====== Raw data
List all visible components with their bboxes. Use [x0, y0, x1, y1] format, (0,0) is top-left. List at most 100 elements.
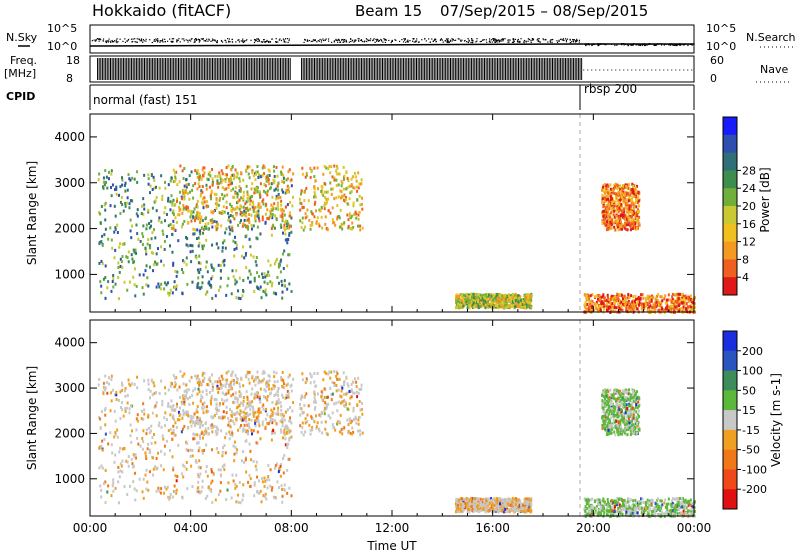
power-cell	[247, 217, 250, 221]
power-cell	[221, 249, 224, 253]
velocity-cell	[259, 437, 262, 441]
power-cell	[117, 276, 120, 280]
power-cell	[614, 297, 617, 301]
power-cell	[232, 207, 235, 211]
power-cell	[586, 294, 589, 298]
velocity-cell	[200, 489, 203, 493]
power-cell	[455, 295, 458, 299]
power-cell	[213, 192, 216, 196]
power-cell	[276, 184, 279, 188]
velocity-cell	[136, 375, 139, 379]
power-cell	[514, 299, 517, 303]
power-cell	[98, 261, 101, 265]
power-cell	[210, 285, 213, 289]
velocity-cell	[254, 396, 257, 400]
power-cell	[512, 303, 515, 307]
nsky-point	[257, 38, 259, 40]
power-cell	[624, 222, 627, 226]
power-cell	[666, 305, 669, 309]
power-cell	[684, 294, 687, 298]
power-cell	[183, 192, 186, 196]
velocity-cell	[352, 430, 355, 434]
power-cell	[313, 166, 316, 170]
nsky-point	[264, 41, 266, 43]
velocity-cell	[265, 382, 268, 386]
velocity-cell	[239, 423, 242, 427]
power-cell	[279, 260, 282, 264]
power-cell	[261, 218, 264, 222]
power-cell	[587, 308, 590, 312]
velocity-cell	[235, 473, 238, 477]
velocity-cell	[127, 455, 130, 459]
power-cell	[236, 200, 239, 204]
power-cell	[612, 298, 615, 302]
nsky-point	[486, 41, 488, 43]
power-cell	[246, 196, 249, 200]
power-cell	[242, 290, 245, 294]
power-cell	[223, 187, 226, 191]
power-cell	[313, 191, 316, 195]
power-cell	[352, 226, 355, 230]
power-cell	[229, 214, 232, 218]
velocity-cell	[231, 379, 234, 383]
power-cell	[185, 256, 188, 260]
colorbar-swatch	[723, 188, 737, 207]
nsky-point	[493, 39, 495, 42]
power-cell	[185, 205, 188, 209]
power-cell	[223, 263, 226, 267]
velocity-cell	[214, 498, 217, 502]
power-cell	[182, 204, 185, 208]
nsky-point	[140, 39, 142, 41]
velocity-cell	[123, 447, 126, 451]
power-cell	[224, 179, 227, 183]
nsky-point	[395, 39, 397, 42]
power-cell	[115, 188, 118, 192]
nsky-point	[407, 41, 409, 43]
power-cell	[327, 167, 330, 171]
nsky-point	[536, 39, 538, 41]
colorbar-swatch	[723, 241, 737, 260]
velocity-cell	[152, 473, 155, 477]
power-cell	[627, 192, 630, 196]
power-cell	[598, 294, 601, 298]
power-cell	[107, 177, 110, 181]
nsky-point	[537, 40, 540, 42]
power-cell	[172, 180, 175, 184]
nsky-point	[451, 40, 453, 42]
velocity-cell	[174, 382, 177, 386]
power-cell	[269, 263, 272, 267]
velocity-cell	[101, 439, 104, 443]
power-cell	[273, 202, 276, 206]
power-cell	[179, 164, 182, 168]
velocity-cell	[188, 379, 191, 383]
power-cell	[170, 176, 173, 180]
power-cell	[605, 298, 608, 302]
nsky-point	[198, 39, 200, 41]
velocity-cell	[177, 410, 180, 414]
power-cell	[282, 231, 285, 235]
power-cell	[633, 211, 636, 215]
power-cell	[306, 215, 309, 219]
power-cell	[504, 303, 507, 307]
velocity-cell	[161, 399, 164, 403]
power-cell	[104, 264, 107, 268]
velocity-cell	[212, 471, 215, 475]
nsky-point	[479, 41, 481, 43]
power-cell	[619, 217, 622, 221]
power-cell	[628, 216, 631, 220]
power-cell	[99, 212, 102, 216]
nsky-point	[674, 44, 676, 46]
nsky-point	[160, 40, 162, 42]
velocity-cell	[151, 411, 154, 415]
nsky-point	[360, 39, 362, 41]
nsky-point	[385, 39, 387, 42]
power-cell	[236, 205, 239, 209]
power-cell	[355, 185, 358, 189]
velocity-cell	[216, 387, 219, 391]
power-cell	[246, 206, 249, 210]
velocity-cell	[231, 419, 234, 423]
power-cell	[193, 219, 196, 223]
velocity-cell	[254, 464, 257, 468]
power-cell	[313, 215, 316, 219]
power-cell	[615, 196, 618, 200]
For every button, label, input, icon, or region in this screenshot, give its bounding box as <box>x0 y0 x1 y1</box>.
============
Convert the stretch of the records from the line containing "217, 250, 221]" through the line containing "489, 203, 493]" into a JSON list of strings, one string per line, leaving out any blank lines.

[
  "power-cell\t[247, 217, 250, 221]",
  "power-cell\t[221, 249, 224, 253]",
  "velocity-cell\t[259, 437, 262, 441]",
  "power-cell\t[117, 276, 120, 280]",
  "power-cell\t[614, 297, 617, 301]",
  "power-cell\t[232, 207, 235, 211]",
  "power-cell\t[586, 294, 589, 298]",
  "velocity-cell\t[200, 489, 203, 493]"
]